▶ Exercise: Work out how many lines of the records hold the string "understand", and reply with that number alone.

▶ Provided records:
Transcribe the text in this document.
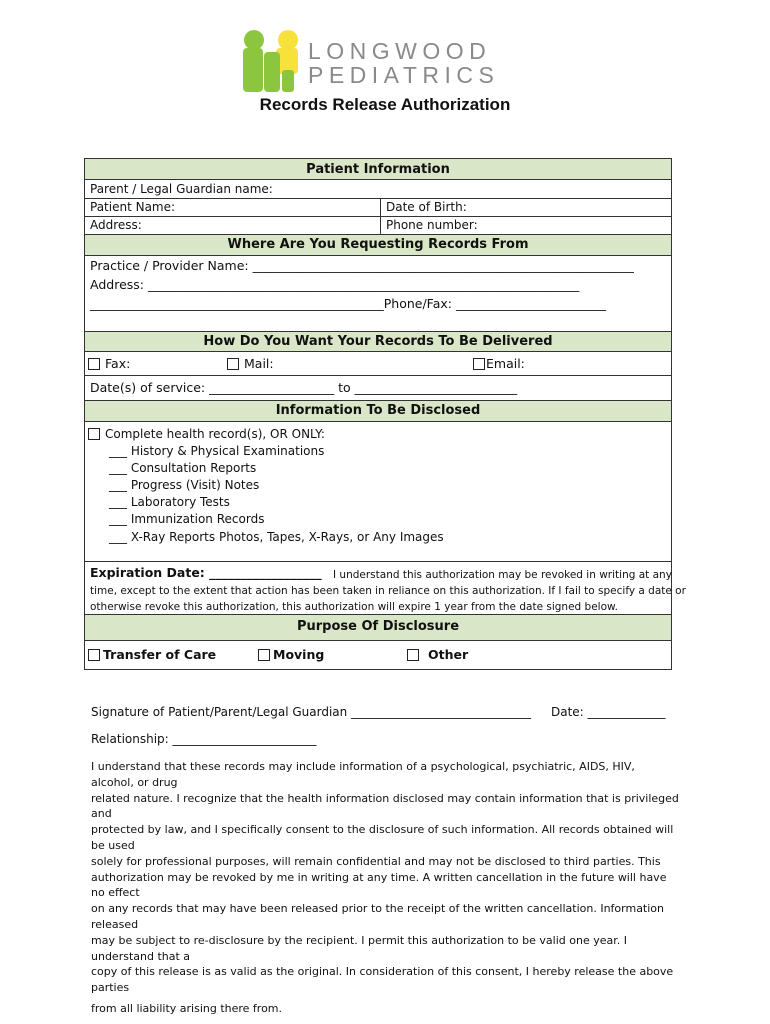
LONGWOOD
PEDIATRICS
Records Release Authorization
Patient Information
Parent / Legal Guardian name:
Patient Name:	Date of Birth:
Address:	Phone number:
Where Are You Requesting Records From
Practice / Provider Name: _____________________________________________________________
Address: _____________________________________________________________________
_______________________________________________Phone/Fax: ________________________
How Do You Want Your Records To Be Delivered
Fax:	Mail:	Email:
Date(s) of service: ____________________ to __________________________
Information To Be Disclosed
Complete health record(s), OR ONLY:
___ History & Physical Examinations
___ Consultation Reports
___ Progress (Visit) Notes
___ Laboratory Tests
___ Immunization Records
___ X-Ray Reports Photos, Tapes, X-Rays, or Any Images
Expiration Date: __________________ I understand this authorization may be revoked in writing at any
time, except to the extent that action has been taken in reliance on this authorization. If I fail to specify a date or
otherwise revoke this authorization, this authorization will expire 1 year from the date signed below.
Purpose Of Disclosure
Transfer of Care	Moving	Other
Signature of Patient/Parent/Legal Guardian ______________________________ Date: _____________
Relationship: ________________________
I understand that these records may include information of a psychological, psychiatric, AIDS, HIV, alcohol, or drug
related nature. I recognize that the health information disclosed may contain information that is privileged and
protected by law, and I specifically consent to the disclosure of such information. All records obtained will be used
solely for professional purposes, will remain confidential and may not be disclosed to third parties. This
authorization may be revoked by me in writing at any time. A written cancellation in the future will have no effect
on any records that may have been released prior to the receipt of the written cancellation. Information released
may be subject to re-disclosure by the recipient. I permit this authorization to be valid one year. I understand that a
copy of this release is as valid as the original. In consideration of this consent, I hereby release the above parties
from all liability arising there from.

▶ Result for this exercise: 3